SHORT PROBLEM: Copy out all lines carrying the word "đánh".
------------------------
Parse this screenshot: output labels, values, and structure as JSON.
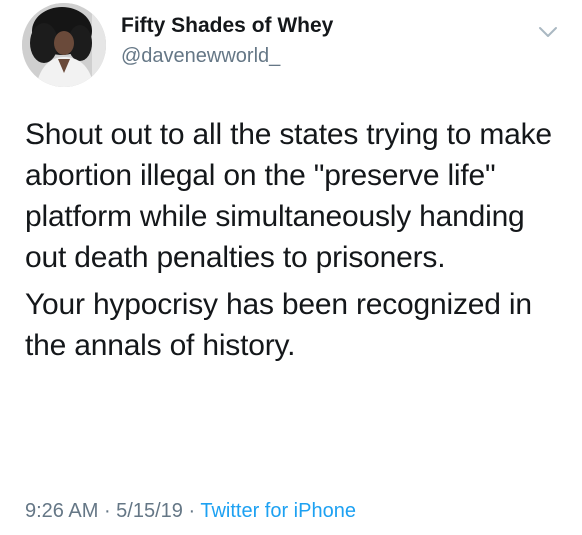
{
  "author": {
    "display_name": "Fifty Shades of Whey",
    "handle": "@davenewworld_"
  },
  "tweet": {
    "paragraphs": [
      "Shout out to all the states trying to make abortion illegal on the \"preserve life\" platform while simultaneously handing out death penalties to prisoners.",
      "Your hypocrisy has been recognized in the annals of history."
    ]
  },
  "meta": {
    "time": "9:26 AM",
    "separator1": " · ",
    "date": "5/15/19",
    "separator2": " · ",
    "source": "Twitter for iPhone"
  },
  "icons": {
    "menu": "chevron-down-icon"
  },
  "colors": {
    "text": "#14171a",
    "secondary": "#657786",
    "link": "#1da1f2",
    "background": "#ffffff"
  }
}
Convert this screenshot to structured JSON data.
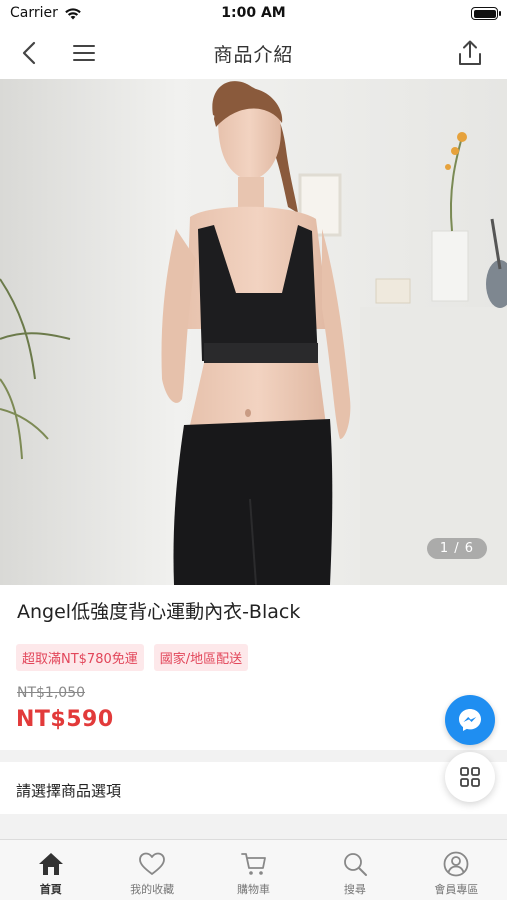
{
  "status_bar": {
    "carrier": "Carrier",
    "time": "1:00 AM"
  },
  "header": {
    "title": "商品介紹",
    "icons": [
      "back-icon",
      "menu-icon",
      "share-icon"
    ]
  },
  "gallery": {
    "pager": "1 / 6"
  },
  "product": {
    "title": "Angel低強度背心運動內衣-Black",
    "tags": [
      "超取滿NT$780免運",
      "國家/地區配送"
    ],
    "original_price": "NT$1,050",
    "sale_price": "NT$590"
  },
  "options": {
    "label": "請選擇商品選項"
  },
  "floating": {
    "icons": [
      "messenger-icon",
      "grid-icon"
    ]
  },
  "tabbar": {
    "items": [
      {
        "label": "首頁",
        "icon": "home-icon"
      },
      {
        "label": "我的收藏",
        "icon": "heart-icon"
      },
      {
        "label": "購物車",
        "icon": "cart-icon"
      },
      {
        "label": "搜尋",
        "icon": "search-icon"
      },
      {
        "label": "會員專區",
        "icon": "user-icon"
      }
    ],
    "active": "首頁"
  },
  "colors": {
    "accent_red": "#e23a3a",
    "tag_bg": "#fde8ea",
    "messenger_blue": "#1f8ef1"
  }
}
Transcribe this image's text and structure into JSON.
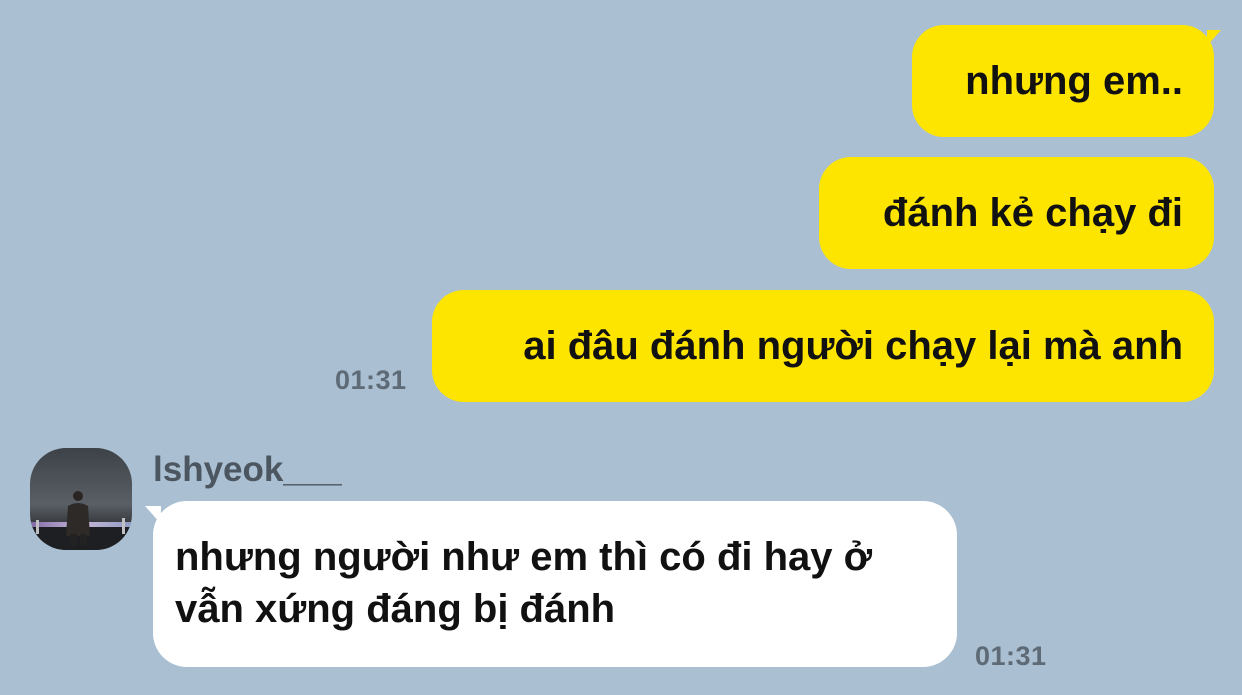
{
  "messages": {
    "out1": "nhưng em..",
    "out2": "đánh kẻ chạy đi",
    "out3": "ai đâu đánh người chạy lại mà anh",
    "out_time": "01:31",
    "in_sender": "lshyeok___",
    "in_text": "nhưng người như em thì có đi hay ở vẫn xứng đáng bị đánh",
    "in_time": "01:31"
  },
  "colors": {
    "background": "#aabfd1",
    "outgoing_bubble": "#fee500",
    "incoming_bubble": "#ffffff",
    "timestamp": "#5e6b77"
  },
  "icons": {
    "avatar": "profile-photo"
  }
}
------------------------
REPLY TO THE TASK:
    "out2": "đánh kẻ chạy đi",
    "out3": "ai đâu đánh người chạy lại mà anh",
    "in_text": "nhưng người như em thì có đi hay ở vẫn xứng đáng bị đánh",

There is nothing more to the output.